*** Texto fornecido ***
JOSÉ AGUIAR, IEIÉ – VI

Primeiro fato: Ieié casou-se com Cecília Antunes, primeiro eclesiasticamente, em Brasília, indo morar no Jacu. Passados alguns anos resolveram casar-se no civil. Teriam que se deslocar até Brasília, sede do município, considerando que não havia cartório na Vila. Isso, naquele tempo era muito difícil. Ora, ali do outro lado do Guariba já era São Francisco e na Vila do Morro tinha o bendito Cartório, era mais perto. Acontece que Ieié, amigo do escrivão, conseguiu uma deferência toda especial: que ele se deslocasse até à divisa dos dois municípios e, assim, ele e dona Cecília casaram-se no município de São Francisco, na beira do Córrego, a pouco mais de 1 km do Jacu.
***
Tarefa A
De acordo com o texto sobre o casamento de Ieié, por que o casal teria que ir até Brasília para se casar no civil? Responda em uma a três frases.
Tarefa B
Traduza para o inglês esta frase do texto sobre o casamento de Ieié: "Passados alguns anos resolveram casar-se no civil."
Tarefa C
No texto sobre o casamento de Ieié, em que lugar ele e dona Cecília se casaram no civil?
Os registros vêm de outra fonte, não deste texto.
*** Registros fornecidos ***
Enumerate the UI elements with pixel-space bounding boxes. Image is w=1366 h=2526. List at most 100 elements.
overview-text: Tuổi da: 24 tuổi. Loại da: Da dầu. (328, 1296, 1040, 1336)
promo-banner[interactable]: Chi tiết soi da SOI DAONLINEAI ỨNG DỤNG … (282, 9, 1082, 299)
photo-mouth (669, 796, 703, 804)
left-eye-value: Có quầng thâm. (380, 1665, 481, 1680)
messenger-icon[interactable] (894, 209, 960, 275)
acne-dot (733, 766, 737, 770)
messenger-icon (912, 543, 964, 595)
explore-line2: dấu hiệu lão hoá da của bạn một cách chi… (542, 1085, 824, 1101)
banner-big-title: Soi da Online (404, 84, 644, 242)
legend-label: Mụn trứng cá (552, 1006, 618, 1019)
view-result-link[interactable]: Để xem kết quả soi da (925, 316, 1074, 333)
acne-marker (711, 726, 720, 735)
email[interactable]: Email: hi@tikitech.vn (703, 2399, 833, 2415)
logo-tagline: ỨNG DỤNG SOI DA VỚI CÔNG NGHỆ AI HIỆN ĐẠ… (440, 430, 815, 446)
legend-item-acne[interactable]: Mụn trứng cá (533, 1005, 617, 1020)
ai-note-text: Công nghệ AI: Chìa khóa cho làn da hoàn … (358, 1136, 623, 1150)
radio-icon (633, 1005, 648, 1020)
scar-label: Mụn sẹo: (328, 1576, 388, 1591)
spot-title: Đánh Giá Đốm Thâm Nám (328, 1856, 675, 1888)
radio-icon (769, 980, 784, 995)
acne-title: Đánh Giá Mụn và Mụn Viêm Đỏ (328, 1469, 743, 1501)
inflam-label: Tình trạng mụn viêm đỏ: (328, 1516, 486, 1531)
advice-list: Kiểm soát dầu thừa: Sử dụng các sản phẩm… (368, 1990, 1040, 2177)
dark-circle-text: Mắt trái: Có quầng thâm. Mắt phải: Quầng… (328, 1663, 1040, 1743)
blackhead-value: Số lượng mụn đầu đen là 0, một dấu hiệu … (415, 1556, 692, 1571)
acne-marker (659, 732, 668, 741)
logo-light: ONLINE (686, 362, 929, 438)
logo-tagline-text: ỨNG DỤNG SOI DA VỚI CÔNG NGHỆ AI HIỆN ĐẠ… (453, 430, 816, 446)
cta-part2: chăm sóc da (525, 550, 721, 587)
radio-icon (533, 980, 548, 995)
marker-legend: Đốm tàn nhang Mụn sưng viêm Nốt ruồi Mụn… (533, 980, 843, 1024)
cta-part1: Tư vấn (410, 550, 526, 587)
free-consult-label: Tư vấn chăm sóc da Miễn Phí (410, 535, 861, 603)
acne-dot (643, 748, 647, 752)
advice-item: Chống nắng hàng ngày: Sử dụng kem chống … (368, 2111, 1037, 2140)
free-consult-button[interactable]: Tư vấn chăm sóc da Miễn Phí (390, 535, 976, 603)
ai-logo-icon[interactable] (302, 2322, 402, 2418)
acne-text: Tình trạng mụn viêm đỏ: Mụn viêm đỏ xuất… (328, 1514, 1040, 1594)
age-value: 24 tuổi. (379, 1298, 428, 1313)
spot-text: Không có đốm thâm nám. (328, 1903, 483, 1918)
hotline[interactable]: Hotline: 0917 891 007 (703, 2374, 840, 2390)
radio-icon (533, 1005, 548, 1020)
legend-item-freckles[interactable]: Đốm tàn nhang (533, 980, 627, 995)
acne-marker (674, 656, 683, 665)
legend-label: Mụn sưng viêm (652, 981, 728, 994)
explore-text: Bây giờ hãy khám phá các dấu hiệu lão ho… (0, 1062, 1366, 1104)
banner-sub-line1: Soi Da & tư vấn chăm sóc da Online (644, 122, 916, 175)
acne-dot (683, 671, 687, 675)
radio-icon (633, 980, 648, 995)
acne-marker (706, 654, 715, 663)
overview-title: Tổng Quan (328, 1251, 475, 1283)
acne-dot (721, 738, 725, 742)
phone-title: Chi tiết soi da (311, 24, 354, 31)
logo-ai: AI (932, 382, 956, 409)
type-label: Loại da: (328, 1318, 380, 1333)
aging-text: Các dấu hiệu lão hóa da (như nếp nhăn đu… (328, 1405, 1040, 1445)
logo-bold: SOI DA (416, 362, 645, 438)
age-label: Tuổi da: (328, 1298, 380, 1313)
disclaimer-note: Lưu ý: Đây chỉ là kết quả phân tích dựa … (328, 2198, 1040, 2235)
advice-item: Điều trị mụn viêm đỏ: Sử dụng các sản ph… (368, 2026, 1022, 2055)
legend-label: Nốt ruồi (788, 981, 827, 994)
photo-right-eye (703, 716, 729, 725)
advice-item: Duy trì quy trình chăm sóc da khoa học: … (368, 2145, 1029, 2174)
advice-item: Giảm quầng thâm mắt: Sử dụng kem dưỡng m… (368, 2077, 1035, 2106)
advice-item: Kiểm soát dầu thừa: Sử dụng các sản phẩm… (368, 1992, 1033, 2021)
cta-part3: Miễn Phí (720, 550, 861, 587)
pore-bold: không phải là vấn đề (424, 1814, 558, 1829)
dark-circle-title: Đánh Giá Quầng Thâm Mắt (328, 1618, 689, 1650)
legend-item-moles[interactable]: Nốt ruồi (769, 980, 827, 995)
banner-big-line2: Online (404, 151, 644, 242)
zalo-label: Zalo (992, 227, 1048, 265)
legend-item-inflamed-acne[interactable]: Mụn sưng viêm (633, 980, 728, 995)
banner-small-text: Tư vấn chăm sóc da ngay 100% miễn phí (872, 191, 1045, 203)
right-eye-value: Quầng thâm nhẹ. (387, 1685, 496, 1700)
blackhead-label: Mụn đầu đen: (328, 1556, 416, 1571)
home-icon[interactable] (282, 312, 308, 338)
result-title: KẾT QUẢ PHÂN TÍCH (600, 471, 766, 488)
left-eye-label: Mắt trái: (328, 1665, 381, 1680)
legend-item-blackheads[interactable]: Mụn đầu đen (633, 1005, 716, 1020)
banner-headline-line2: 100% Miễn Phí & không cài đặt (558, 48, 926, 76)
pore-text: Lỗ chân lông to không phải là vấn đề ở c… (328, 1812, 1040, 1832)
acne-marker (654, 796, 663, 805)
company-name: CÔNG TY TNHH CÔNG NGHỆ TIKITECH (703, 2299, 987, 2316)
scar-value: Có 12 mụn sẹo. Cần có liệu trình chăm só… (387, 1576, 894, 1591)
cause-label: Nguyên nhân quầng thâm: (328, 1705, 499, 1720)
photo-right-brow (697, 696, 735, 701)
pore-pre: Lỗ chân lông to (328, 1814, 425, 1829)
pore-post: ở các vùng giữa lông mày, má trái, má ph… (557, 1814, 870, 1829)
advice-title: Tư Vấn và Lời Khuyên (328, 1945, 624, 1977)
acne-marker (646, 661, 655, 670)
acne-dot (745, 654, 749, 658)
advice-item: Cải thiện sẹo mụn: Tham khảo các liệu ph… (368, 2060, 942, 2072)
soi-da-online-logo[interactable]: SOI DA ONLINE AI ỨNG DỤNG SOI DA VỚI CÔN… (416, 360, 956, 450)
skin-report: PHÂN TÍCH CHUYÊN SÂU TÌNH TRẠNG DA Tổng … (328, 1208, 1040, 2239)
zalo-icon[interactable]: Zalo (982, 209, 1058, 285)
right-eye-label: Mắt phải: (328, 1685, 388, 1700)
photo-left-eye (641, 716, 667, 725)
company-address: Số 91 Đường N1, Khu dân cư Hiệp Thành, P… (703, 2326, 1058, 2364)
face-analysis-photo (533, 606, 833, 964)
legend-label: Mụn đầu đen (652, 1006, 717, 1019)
***
Resposta esperada A
Porque Brasília era a sede do município e não havia cartório na Vila.

Resposta esperada B
After a few years, they decided to have a civil wedding.

Resposta esperada C
No município de São Francisco, na beira do Córrego, a pouco mais de 1 km do Jacu.